-- START Exercise inputs --
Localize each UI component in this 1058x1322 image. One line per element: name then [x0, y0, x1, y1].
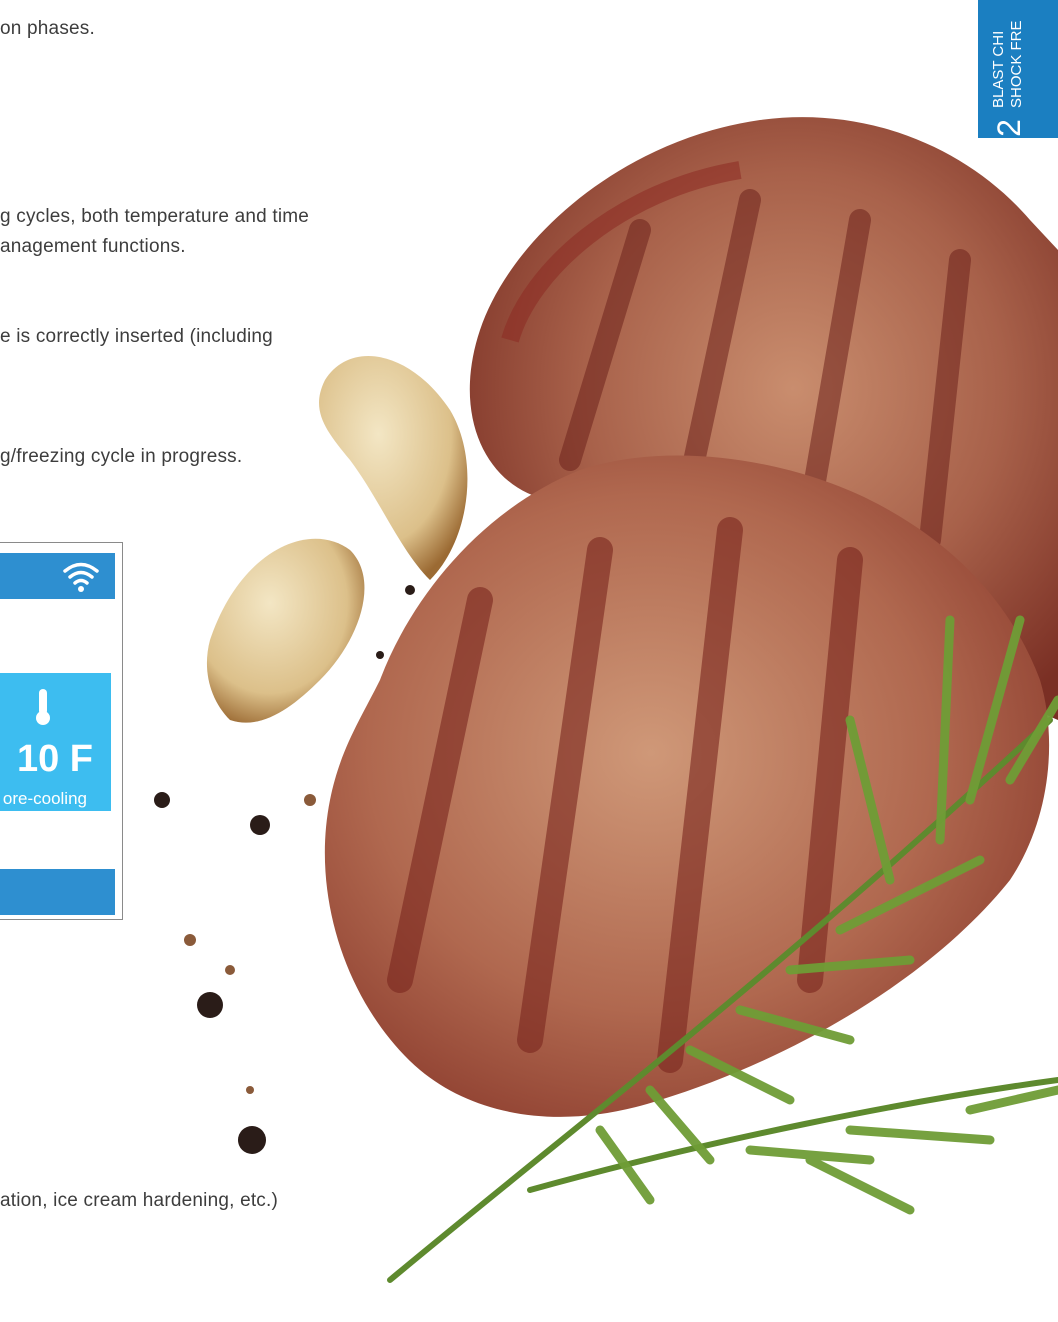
temperature-tile[interactable]: 10 F ore-cooling	[0, 673, 111, 811]
wifi-icon	[63, 562, 99, 592]
temperature-value: 10 F	[16, 738, 93, 780]
steak-illustration	[154, 117, 1058, 1283]
controller-display: 10 F ore-cooling	[0, 542, 123, 920]
cycle-mode-label: ore-cooling	[2, 789, 87, 808]
paragraph-line: on phases.	[0, 18, 95, 39]
thermometer-icon	[36, 689, 50, 725]
display-bottom-bar	[0, 869, 115, 915]
display-status-bar	[0, 553, 115, 599]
-- END Exercise inputs --
Reproduce the items above, changing "Localize" to "Locate" throughout and keeping everything else unchanged. Omit the pictures from your answer.

**Output for this exercise**
Locate each UI component in this 1058x1322 image. One line per element: name then [x0, y0, x1, y1].
temperature-tile[interactable]: 10 F ore-cooling	[0, 673, 111, 811]
wifi-icon	[63, 562, 99, 592]
temperature-value: 10 F	[16, 738, 93, 780]
steak-illustration	[154, 117, 1058, 1283]
controller-display: 10 F ore-cooling	[0, 542, 123, 920]
cycle-mode-label: ore-cooling	[2, 789, 87, 808]
paragraph-line: on phases.	[0, 18, 95, 39]
thermometer-icon	[36, 689, 50, 725]
display-bottom-bar	[0, 869, 115, 915]
display-status-bar	[0, 553, 115, 599]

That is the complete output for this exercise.